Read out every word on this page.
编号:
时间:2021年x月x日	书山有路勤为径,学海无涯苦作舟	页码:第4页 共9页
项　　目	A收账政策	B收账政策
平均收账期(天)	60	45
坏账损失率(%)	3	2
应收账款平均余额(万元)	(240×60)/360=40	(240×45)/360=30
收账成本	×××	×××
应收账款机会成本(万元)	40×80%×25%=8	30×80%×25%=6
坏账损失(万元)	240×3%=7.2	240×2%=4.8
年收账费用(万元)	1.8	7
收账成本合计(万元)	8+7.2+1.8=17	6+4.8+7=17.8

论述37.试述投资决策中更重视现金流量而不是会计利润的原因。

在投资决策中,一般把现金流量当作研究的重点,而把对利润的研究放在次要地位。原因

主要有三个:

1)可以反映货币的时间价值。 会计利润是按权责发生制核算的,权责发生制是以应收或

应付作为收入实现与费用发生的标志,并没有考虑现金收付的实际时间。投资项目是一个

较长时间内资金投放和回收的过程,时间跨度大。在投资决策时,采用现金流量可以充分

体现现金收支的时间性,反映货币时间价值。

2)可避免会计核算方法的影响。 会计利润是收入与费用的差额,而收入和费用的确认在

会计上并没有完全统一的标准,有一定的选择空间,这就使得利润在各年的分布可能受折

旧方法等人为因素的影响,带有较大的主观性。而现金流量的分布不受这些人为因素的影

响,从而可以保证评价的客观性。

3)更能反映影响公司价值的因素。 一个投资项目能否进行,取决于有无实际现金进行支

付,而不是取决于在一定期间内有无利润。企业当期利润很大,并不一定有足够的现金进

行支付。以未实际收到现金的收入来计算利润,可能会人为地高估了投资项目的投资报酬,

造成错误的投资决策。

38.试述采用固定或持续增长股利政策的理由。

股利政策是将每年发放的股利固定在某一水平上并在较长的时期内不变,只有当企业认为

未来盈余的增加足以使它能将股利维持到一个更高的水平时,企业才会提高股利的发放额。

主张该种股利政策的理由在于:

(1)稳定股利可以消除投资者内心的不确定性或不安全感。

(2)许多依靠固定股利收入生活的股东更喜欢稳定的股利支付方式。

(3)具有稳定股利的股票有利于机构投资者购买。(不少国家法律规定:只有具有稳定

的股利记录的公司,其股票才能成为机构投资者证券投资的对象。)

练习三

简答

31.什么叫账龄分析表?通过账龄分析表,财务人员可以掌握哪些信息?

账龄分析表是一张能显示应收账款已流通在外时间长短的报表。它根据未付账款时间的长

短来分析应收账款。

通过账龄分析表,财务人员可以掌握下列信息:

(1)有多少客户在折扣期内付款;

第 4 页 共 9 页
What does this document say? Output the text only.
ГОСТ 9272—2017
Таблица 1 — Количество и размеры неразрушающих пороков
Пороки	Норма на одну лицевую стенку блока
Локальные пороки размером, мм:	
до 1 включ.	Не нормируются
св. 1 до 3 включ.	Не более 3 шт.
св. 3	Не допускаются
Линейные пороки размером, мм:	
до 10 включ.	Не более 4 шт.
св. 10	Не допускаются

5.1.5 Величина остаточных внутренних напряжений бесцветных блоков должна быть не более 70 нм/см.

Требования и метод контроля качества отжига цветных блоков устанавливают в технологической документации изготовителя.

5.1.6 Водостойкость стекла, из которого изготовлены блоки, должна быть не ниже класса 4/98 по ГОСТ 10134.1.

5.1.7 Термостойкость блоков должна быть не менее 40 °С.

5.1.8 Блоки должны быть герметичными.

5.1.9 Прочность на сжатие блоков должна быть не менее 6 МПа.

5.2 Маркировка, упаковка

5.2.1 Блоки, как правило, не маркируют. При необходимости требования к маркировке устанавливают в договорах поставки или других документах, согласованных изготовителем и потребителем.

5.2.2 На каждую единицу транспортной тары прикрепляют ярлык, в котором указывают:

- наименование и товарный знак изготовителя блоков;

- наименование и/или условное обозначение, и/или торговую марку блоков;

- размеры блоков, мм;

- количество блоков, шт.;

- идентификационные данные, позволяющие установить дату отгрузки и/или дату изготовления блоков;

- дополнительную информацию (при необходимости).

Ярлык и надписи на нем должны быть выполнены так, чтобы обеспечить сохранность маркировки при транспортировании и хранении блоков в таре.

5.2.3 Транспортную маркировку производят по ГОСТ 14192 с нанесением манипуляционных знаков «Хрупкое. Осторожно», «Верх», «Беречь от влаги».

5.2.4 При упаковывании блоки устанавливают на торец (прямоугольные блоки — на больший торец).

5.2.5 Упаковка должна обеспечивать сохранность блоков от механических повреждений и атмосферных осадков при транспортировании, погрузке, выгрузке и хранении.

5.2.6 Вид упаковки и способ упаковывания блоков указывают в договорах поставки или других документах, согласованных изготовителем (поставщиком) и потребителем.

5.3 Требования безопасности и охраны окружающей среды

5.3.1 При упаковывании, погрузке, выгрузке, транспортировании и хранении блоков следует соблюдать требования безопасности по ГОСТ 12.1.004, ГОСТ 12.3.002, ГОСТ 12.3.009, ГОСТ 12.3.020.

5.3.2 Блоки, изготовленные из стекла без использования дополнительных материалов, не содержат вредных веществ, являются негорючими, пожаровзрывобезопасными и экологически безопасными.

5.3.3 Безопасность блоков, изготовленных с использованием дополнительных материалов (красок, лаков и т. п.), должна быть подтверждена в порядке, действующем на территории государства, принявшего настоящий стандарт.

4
---------------
Copy every line from the records above that contains the word "通过账龄分析表".

31.什么叫账龄分析表?通过账龄分析表,财务人员可以掌握哪些信息?
通过账龄分析表,财务人员可以掌握下列信息:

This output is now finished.